Exercise aim ▸ Copy every line in the records below that contains the word "Cada".
'''
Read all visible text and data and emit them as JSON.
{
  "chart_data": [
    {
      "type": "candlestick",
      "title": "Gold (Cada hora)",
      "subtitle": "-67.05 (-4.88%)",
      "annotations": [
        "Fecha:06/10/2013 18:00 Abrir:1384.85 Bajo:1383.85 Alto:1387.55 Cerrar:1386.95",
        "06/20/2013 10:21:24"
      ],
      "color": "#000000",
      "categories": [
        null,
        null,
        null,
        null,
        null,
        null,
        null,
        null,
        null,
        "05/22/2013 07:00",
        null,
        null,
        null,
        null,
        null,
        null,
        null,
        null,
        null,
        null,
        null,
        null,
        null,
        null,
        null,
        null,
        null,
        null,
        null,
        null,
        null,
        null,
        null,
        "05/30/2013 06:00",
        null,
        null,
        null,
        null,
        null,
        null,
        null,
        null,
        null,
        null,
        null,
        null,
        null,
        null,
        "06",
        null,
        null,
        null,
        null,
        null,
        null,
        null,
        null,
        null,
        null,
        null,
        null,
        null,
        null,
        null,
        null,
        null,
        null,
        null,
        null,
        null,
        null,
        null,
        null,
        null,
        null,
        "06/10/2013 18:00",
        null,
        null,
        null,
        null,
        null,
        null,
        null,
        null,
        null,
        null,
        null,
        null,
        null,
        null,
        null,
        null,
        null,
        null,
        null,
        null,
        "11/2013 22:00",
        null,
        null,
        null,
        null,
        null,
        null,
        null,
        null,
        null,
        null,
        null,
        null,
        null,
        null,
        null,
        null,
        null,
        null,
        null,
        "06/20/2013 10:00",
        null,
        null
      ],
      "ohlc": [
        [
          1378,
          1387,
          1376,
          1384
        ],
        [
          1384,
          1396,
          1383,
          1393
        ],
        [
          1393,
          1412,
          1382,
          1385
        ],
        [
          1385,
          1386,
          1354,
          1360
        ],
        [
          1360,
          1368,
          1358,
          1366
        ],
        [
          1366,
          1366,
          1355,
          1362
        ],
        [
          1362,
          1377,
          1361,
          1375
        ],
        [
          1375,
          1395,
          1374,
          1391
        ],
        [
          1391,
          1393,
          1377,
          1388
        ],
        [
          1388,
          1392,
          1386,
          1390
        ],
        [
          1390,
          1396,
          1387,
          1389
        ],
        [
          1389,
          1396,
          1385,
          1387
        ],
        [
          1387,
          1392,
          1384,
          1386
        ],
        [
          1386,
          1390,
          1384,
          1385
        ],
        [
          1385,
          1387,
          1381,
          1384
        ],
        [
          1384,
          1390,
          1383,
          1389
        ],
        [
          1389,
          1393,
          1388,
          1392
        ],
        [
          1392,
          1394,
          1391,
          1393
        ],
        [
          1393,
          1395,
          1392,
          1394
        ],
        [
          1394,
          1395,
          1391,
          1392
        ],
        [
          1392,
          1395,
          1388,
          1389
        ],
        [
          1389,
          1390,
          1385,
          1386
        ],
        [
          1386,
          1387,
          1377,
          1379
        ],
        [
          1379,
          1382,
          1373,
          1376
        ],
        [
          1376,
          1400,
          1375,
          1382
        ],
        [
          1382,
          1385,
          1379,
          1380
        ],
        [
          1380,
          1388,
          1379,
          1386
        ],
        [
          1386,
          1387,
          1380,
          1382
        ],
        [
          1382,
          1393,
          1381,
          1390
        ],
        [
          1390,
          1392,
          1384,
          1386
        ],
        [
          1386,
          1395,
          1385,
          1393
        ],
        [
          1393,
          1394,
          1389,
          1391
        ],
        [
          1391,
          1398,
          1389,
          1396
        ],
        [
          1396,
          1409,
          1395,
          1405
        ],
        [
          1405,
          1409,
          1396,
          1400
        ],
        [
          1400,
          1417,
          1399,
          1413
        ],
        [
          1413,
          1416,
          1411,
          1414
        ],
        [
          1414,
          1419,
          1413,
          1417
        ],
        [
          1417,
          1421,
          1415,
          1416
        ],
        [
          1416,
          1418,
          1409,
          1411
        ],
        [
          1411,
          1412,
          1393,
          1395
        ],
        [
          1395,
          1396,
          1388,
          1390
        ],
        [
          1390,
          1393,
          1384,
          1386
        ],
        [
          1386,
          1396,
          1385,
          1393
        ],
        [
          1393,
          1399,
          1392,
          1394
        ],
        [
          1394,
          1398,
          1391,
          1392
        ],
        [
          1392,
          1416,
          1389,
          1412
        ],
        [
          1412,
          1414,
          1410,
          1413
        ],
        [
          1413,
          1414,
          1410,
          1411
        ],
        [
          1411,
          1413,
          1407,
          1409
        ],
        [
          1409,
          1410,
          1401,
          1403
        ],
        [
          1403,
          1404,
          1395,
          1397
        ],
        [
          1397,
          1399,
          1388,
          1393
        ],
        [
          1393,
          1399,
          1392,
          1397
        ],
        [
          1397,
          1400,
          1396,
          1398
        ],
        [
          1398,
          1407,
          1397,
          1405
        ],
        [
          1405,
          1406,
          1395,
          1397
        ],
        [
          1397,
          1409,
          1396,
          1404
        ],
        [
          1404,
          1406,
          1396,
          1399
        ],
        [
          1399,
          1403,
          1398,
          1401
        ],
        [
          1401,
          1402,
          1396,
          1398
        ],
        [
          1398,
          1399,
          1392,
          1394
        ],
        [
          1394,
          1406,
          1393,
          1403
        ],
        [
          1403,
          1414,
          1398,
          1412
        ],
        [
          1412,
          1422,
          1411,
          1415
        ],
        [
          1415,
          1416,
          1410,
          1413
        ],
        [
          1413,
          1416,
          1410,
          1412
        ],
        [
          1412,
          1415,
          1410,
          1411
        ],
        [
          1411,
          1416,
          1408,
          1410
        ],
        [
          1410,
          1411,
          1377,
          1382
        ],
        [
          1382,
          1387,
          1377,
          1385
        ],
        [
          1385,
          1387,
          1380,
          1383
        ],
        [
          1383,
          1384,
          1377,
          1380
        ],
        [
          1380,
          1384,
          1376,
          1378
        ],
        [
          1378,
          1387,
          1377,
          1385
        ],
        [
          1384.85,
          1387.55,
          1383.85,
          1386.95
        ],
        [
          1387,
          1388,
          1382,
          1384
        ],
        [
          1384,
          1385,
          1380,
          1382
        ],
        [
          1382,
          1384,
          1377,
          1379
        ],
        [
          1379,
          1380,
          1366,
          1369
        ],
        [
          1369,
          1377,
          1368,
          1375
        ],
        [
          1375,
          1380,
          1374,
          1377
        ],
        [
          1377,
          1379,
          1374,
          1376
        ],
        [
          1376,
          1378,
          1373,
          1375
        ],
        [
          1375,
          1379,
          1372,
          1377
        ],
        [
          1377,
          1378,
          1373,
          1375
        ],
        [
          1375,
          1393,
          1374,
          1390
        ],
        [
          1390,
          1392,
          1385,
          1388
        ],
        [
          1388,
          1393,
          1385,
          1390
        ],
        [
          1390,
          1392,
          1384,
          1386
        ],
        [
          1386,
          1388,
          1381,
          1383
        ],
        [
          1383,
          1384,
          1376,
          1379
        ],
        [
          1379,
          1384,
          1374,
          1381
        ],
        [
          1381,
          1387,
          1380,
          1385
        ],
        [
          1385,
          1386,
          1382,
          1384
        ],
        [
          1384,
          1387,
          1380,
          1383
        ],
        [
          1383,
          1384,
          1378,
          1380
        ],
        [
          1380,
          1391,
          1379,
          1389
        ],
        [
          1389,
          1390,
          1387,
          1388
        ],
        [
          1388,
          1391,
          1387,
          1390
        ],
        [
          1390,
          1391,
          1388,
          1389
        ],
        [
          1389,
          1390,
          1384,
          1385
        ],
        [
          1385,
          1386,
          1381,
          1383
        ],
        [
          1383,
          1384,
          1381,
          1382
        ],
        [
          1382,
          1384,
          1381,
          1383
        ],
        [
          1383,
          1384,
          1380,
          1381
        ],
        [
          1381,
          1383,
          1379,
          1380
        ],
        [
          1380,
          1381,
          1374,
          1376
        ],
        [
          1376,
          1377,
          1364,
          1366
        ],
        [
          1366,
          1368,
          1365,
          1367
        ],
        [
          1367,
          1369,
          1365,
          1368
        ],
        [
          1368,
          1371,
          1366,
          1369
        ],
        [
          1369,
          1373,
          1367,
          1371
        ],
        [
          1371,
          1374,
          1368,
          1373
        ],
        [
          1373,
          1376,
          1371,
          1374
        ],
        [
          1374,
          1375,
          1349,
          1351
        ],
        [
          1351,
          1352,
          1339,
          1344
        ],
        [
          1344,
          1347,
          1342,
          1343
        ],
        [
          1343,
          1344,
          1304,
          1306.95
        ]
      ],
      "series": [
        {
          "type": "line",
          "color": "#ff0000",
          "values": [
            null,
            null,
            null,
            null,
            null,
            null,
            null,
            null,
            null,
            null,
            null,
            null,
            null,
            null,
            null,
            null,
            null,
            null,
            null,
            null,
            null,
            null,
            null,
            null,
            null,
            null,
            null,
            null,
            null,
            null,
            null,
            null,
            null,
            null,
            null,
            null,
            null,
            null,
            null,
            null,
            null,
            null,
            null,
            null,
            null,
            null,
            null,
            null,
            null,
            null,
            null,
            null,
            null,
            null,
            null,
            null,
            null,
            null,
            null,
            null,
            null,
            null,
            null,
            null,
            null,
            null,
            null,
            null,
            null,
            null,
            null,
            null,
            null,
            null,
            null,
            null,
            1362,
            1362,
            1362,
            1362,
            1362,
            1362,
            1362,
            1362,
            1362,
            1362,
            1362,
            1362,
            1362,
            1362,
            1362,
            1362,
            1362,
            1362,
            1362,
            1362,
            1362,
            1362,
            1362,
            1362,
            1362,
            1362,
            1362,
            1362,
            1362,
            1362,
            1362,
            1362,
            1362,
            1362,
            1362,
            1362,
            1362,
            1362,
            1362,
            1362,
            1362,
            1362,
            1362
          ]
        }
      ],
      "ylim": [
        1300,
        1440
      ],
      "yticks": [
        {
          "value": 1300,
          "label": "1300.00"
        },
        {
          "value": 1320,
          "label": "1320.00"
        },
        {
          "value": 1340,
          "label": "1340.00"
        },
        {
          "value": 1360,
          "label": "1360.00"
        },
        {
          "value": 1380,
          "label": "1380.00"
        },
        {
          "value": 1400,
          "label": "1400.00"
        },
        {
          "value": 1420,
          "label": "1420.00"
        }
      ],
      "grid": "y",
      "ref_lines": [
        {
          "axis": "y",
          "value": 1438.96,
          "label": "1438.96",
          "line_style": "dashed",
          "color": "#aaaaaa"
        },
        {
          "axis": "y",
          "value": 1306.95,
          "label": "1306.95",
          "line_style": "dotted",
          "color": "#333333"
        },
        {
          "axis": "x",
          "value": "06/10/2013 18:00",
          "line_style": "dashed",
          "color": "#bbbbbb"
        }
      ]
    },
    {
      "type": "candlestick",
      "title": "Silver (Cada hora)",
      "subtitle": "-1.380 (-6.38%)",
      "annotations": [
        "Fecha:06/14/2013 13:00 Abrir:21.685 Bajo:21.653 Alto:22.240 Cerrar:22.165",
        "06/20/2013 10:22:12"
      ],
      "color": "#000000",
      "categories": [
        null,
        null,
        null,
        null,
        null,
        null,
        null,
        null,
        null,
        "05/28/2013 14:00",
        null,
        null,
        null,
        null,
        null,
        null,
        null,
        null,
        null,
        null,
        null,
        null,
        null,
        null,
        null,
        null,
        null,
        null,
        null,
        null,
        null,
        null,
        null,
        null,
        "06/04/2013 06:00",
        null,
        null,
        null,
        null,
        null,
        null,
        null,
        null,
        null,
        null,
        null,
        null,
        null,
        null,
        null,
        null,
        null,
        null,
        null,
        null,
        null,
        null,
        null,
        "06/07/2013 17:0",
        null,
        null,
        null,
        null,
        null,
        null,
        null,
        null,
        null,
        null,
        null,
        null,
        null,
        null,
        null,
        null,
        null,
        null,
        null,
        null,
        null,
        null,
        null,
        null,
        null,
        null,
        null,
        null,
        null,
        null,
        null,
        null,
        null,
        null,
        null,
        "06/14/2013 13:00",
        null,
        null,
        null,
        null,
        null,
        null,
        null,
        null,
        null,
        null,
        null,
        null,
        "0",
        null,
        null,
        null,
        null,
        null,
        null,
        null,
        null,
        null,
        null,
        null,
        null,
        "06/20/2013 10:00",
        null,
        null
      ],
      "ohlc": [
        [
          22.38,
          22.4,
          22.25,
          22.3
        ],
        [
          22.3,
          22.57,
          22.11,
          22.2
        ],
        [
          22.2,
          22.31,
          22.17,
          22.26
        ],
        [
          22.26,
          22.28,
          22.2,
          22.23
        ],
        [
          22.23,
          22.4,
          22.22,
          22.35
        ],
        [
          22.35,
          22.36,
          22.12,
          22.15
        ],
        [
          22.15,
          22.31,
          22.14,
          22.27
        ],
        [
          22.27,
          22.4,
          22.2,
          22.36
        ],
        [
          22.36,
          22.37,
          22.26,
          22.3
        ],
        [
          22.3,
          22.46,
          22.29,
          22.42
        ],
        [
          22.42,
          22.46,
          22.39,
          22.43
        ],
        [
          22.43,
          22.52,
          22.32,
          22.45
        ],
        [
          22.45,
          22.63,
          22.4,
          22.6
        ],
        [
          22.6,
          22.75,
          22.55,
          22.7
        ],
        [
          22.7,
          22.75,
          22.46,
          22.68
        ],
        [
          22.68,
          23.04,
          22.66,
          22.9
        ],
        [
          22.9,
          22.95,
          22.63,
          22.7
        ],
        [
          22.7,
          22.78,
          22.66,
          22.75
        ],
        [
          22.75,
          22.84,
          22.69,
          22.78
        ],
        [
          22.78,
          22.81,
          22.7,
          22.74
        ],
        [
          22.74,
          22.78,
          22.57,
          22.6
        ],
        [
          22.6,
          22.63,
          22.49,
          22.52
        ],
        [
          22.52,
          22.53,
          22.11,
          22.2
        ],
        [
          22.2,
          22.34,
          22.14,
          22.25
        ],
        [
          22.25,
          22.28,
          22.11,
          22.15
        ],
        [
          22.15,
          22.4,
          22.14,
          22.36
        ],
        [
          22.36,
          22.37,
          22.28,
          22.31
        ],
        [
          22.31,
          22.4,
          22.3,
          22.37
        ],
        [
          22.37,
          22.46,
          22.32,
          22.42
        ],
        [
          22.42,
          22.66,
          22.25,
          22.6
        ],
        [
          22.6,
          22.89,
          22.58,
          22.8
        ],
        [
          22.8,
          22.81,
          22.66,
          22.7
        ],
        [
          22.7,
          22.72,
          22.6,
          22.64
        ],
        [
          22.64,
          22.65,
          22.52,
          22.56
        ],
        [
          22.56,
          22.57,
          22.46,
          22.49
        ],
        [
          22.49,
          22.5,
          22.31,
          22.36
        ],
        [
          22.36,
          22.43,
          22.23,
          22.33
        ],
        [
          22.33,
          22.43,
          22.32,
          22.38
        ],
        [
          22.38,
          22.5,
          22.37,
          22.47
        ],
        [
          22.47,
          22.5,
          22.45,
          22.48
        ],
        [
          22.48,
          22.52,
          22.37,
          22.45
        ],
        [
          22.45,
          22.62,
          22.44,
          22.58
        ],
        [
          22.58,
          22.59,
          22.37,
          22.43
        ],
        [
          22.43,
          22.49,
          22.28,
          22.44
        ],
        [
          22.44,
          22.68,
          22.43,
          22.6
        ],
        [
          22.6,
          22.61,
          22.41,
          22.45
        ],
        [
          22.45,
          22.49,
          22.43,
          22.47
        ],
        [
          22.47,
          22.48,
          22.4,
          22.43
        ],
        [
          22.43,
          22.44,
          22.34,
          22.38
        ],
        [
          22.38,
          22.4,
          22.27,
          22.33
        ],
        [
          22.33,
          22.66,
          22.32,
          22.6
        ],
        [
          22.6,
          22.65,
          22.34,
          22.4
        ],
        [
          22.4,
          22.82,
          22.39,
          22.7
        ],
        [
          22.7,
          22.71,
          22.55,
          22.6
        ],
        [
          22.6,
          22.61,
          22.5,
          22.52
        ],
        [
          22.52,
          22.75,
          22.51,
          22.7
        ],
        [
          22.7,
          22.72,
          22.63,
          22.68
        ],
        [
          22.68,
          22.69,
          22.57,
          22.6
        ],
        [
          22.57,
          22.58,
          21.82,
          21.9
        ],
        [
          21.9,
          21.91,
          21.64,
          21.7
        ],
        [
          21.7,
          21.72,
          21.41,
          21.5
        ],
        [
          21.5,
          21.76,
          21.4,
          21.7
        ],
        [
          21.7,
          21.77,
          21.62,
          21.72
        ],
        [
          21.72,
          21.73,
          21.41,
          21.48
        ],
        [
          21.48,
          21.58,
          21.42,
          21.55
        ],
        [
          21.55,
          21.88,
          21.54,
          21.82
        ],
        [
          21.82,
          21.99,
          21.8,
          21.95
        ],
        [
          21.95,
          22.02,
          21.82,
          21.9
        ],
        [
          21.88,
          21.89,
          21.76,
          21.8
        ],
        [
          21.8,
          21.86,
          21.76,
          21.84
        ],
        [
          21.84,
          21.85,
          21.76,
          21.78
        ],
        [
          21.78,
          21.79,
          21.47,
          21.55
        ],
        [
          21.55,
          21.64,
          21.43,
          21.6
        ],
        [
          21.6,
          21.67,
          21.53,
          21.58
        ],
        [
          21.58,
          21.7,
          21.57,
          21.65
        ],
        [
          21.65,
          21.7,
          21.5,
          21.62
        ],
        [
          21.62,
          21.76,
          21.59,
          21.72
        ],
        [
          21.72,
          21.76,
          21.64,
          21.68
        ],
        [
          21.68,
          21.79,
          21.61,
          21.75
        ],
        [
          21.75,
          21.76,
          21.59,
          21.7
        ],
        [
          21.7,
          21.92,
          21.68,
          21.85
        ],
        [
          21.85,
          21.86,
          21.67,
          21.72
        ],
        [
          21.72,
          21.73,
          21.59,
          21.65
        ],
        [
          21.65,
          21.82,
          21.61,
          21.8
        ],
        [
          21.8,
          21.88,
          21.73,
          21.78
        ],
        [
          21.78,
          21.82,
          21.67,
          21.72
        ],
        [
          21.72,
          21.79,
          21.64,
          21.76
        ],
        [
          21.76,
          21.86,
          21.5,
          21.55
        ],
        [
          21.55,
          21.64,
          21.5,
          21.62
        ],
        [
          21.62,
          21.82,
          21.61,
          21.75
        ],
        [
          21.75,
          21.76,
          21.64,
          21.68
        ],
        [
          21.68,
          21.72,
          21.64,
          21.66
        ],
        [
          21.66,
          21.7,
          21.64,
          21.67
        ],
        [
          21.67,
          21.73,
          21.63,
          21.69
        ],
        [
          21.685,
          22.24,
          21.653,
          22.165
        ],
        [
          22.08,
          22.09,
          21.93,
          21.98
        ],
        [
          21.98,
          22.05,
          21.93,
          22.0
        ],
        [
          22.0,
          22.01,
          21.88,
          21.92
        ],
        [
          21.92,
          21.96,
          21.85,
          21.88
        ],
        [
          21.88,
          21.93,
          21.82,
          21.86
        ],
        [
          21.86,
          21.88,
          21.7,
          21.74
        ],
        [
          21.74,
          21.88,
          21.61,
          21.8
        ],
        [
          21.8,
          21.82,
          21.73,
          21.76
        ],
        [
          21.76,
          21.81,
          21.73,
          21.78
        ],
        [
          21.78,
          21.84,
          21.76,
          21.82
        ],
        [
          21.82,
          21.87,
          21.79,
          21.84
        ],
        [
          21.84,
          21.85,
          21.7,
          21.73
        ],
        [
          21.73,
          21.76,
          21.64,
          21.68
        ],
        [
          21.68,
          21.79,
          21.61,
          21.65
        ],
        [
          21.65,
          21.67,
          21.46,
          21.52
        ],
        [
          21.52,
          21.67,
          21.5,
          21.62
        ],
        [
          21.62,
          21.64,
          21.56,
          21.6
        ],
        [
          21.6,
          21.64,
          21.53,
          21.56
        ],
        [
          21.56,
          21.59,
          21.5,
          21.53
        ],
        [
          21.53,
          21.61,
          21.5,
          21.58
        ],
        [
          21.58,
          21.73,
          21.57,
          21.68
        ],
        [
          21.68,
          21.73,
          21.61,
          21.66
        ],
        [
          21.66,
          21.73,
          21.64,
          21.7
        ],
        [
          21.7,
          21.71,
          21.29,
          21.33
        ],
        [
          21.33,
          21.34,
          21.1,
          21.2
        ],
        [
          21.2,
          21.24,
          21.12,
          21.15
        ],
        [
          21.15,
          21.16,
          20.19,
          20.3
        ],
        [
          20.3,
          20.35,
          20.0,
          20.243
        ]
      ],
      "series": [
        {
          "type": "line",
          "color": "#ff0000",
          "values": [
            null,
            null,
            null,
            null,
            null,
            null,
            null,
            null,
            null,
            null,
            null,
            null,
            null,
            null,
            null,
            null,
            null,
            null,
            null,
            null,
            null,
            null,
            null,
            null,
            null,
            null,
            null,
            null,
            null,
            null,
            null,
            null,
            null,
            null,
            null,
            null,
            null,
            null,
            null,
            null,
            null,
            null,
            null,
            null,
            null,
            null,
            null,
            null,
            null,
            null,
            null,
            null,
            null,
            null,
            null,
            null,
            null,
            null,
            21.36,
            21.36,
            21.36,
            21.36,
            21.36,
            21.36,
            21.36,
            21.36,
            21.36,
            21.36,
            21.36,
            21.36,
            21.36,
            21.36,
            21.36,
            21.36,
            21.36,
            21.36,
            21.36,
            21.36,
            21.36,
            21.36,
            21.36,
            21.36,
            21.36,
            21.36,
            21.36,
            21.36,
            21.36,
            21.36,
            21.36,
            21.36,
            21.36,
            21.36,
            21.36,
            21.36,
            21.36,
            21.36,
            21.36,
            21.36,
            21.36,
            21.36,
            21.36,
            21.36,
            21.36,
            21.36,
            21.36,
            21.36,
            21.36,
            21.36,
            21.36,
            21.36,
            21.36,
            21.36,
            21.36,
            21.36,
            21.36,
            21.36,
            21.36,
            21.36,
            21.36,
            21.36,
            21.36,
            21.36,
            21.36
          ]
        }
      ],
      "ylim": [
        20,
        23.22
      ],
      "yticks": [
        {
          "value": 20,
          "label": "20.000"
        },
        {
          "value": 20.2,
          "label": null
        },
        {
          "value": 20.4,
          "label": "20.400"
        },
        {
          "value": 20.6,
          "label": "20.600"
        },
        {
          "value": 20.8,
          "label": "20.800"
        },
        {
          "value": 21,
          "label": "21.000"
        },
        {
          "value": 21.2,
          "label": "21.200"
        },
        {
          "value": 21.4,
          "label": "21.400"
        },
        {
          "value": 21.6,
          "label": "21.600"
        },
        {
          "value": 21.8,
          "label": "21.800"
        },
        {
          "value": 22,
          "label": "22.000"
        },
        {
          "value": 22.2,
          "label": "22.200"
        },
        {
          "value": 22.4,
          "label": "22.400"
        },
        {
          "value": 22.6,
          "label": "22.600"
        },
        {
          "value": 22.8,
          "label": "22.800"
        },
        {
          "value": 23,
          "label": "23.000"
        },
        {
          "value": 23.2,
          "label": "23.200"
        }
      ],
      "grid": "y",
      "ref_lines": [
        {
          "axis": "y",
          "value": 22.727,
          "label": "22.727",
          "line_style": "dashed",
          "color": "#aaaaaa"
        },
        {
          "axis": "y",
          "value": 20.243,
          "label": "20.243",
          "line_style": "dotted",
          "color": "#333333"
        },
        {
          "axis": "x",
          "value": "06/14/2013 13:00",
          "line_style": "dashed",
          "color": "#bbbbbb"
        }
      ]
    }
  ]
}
'''
Answer to this task ▸
      "title": "Gold (Cada hora)",
      "title": "Silver (Cada hora)",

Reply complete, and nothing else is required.